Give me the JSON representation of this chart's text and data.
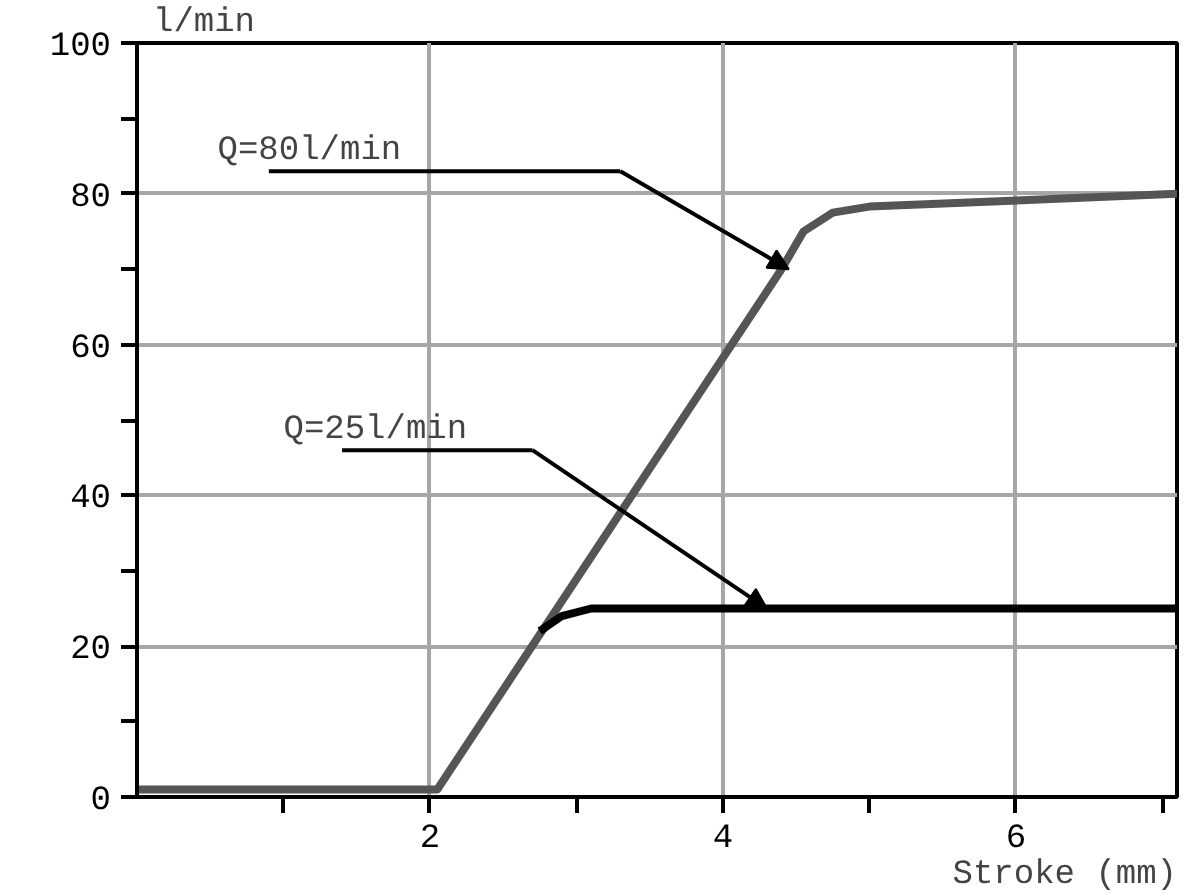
{
  "chart_data": {
    "type": "line",
    "xlabel": "Stroke (mm)",
    "ylabel": "l/min",
    "xlim": [
      0,
      7.1
    ],
    "ylim": [
      0,
      100
    ],
    "xticks": [
      {
        "value": 1,
        "label": null
      },
      2,
      {
        "value": 3,
        "label": null
      },
      4,
      {
        "value": 5,
        "label": null
      },
      6,
      {
        "value": 7,
        "label": null
      }
    ],
    "yticks": [
      0,
      {
        "value": 10,
        "label": null
      },
      20,
      {
        "value": 30,
        "label": null
      },
      40,
      {
        "value": 50,
        "label": null
      },
      60,
      {
        "value": 70,
        "label": null
      },
      80,
      {
        "value": 90,
        "label": null
      },
      100
    ],
    "grid": true,
    "line_style": "solid",
    "series": [
      {
        "color": "#555555",
        "x": [
          0,
          2.05,
          4.4,
          4.55,
          4.75,
          5.0,
          7.1
        ],
        "values": [
          1,
          1,
          70,
          75,
          77.5,
          78.3,
          80
        ]
      },
      {
        "color": "#000000",
        "x": [
          2.75,
          2.9,
          3.1,
          7.1
        ],
        "values": [
          22,
          24,
          25,
          25
        ]
      }
    ],
    "annotations": [
      "Q=80l/min",
      "Q=25l/min"
    ]
  }
}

● ● ●

Set problem: Using the data above, write out every line exactly, leaving the images behind.

Answer for the task:
Give me the JSON representation of this chart's text and data.
{
  "chart_data": {
    "type": "line",
    "xlabel": "Stroke (mm)",
    "ylabel": "l/min",
    "xlim": [
      0,
      7.1
    ],
    "ylim": [
      0,
      100
    ],
    "xticks": [
      {
        "value": 1,
        "label": null
      },
      2,
      {
        "value": 3,
        "label": null
      },
      4,
      {
        "value": 5,
        "label": null
      },
      6,
      {
        "value": 7,
        "label": null
      }
    ],
    "yticks": [
      0,
      {
        "value": 10,
        "label": null
      },
      20,
      {
        "value": 30,
        "label": null
      },
      40,
      {
        "value": 50,
        "label": null
      },
      60,
      {
        "value": 70,
        "label": null
      },
      80,
      {
        "value": 90,
        "label": null
      },
      100
    ],
    "grid": true,
    "line_style": "solid",
    "series": [
      {
        "color": "#555555",
        "x": [
          0,
          2.05,
          4.4,
          4.55,
          4.75,
          5.0,
          7.1
        ],
        "values": [
          1,
          1,
          70,
          75,
          77.5,
          78.3,
          80
        ]
      },
      {
        "color": "#000000",
        "x": [
          2.75,
          2.9,
          3.1,
          7.1
        ],
        "values": [
          22,
          24,
          25,
          25
        ]
      }
    ],
    "annotations": [
      "Q=80l/min",
      "Q=25l/min"
    ]
  }
}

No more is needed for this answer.